### Written request
Reproduce all of the data exactly, with no line skipped.

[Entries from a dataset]
[Start]

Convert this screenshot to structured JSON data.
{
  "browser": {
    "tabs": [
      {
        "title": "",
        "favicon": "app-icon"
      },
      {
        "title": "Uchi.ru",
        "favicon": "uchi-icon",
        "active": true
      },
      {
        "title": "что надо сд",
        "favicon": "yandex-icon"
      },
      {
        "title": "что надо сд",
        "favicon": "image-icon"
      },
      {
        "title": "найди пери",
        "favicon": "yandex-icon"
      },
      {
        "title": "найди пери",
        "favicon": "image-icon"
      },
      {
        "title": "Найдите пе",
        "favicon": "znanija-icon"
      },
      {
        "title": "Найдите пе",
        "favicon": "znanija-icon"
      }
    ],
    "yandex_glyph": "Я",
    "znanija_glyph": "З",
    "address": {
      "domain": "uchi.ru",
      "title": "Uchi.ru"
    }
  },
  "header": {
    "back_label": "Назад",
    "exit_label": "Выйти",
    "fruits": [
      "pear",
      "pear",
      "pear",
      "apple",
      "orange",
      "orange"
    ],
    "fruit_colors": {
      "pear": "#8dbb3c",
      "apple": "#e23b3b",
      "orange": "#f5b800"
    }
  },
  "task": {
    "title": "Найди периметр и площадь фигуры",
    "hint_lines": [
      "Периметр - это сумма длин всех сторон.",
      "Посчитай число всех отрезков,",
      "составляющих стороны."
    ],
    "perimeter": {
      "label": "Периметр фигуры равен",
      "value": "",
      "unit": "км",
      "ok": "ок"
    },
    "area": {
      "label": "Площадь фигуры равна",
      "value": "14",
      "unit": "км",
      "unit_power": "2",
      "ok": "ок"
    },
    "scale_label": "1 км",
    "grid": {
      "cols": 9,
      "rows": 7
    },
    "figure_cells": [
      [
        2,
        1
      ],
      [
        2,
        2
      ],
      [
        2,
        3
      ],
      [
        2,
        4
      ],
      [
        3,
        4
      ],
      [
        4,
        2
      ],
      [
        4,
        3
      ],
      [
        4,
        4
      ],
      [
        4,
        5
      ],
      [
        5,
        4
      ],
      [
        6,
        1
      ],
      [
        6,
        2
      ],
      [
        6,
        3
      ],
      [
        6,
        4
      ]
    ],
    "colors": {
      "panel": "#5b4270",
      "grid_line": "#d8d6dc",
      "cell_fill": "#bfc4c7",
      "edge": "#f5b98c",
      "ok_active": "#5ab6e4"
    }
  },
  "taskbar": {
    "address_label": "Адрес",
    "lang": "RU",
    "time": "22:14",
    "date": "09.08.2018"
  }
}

[End]

### Written reply
Convert this screenshot to structured JSON data.
{
  "browser": {
    "tabs": [
      {
        "title": "",
        "favicon": "app-icon"
      },
      {
        "title": "Uchi.ru",
        "favicon": "uchi-icon",
        "active": true
      },
      {
        "title": "что надо сд",
        "favicon": "yandex-icon"
      },
      {
        "title": "что надо сд",
        "favicon": "image-icon"
      },
      {
        "title": "найди пери",
        "favicon": "yandex-icon"
      },
      {
        "title": "найди пери",
        "favicon": "image-icon"
      },
      {
        "title": "Найдите пе",
        "favicon": "znanija-icon"
      },
      {
        "title": "Найдите пе",
        "favicon": "znanija-icon"
      }
    ],
    "yandex_glyph": "Я",
    "znanija_glyph": "З",
    "address": {
      "domain": "uchi.ru",
      "title": "Uchi.ru"
    }
  },
  "header": {
    "back_label": "Назад",
    "exit_label": "Выйти",
    "fruits": [
      "pear",
      "pear",
      "pear",
      "apple",
      "orange",
      "orange"
    ],
    "fruit_colors": {
      "pear": "#8dbb3c",
      "apple": "#e23b3b",
      "orange": "#f5b800"
    }
  },
  "task": {
    "title": "Найди периметр и площадь фигуры",
    "hint_lines": [
      "Периметр - это сумма длин всех сторон.",
      "Посчитай число всех отрезков,",
      "составляющих стороны."
    ],
    "perimeter": {
      "label": "Периметр фигуры равен",
      "value": "",
      "unit": "км",
      "ok": "ок"
    },
    "area": {
      "label": "Площадь фигуры равна",
      "value": "14",
      "unit": "км",
      "unit_power": "2",
      "ok": "ок"
    },
    "scale_label": "1 км",
    "grid": {
      "cols": 9,
      "rows": 7
    },
    "figure_cells": [
      [
        2,
        1
      ],
      [
        2,
        2
      ],
      [
        2,
        3
      ],
      [
        2,
        4
      ],
      [
        3,
        4
      ],
      [
        4,
        2
      ],
      [
        4,
        3
      ],
      [
        4,
        4
      ],
      [
        4,
        5
      ],
      [
        5,
        4
      ],
      [
        6,
        1
      ],
      [
        6,
        2
      ],
      [
        6,
        3
      ],
      [
        6,
        4
      ]
    ],
    "colors": {
      "panel": "#5b4270",
      "grid_line": "#d8d6dc",
      "cell_fill": "#bfc4c7",
      "edge": "#f5b98c",
      "ok_active": "#5ab6e4"
    }
  },
  "taskbar": {
    "address_label": "Адрес",
    "lang": "RU",
    "time": "22:14",
    "date": "09.08.2018"
  }
}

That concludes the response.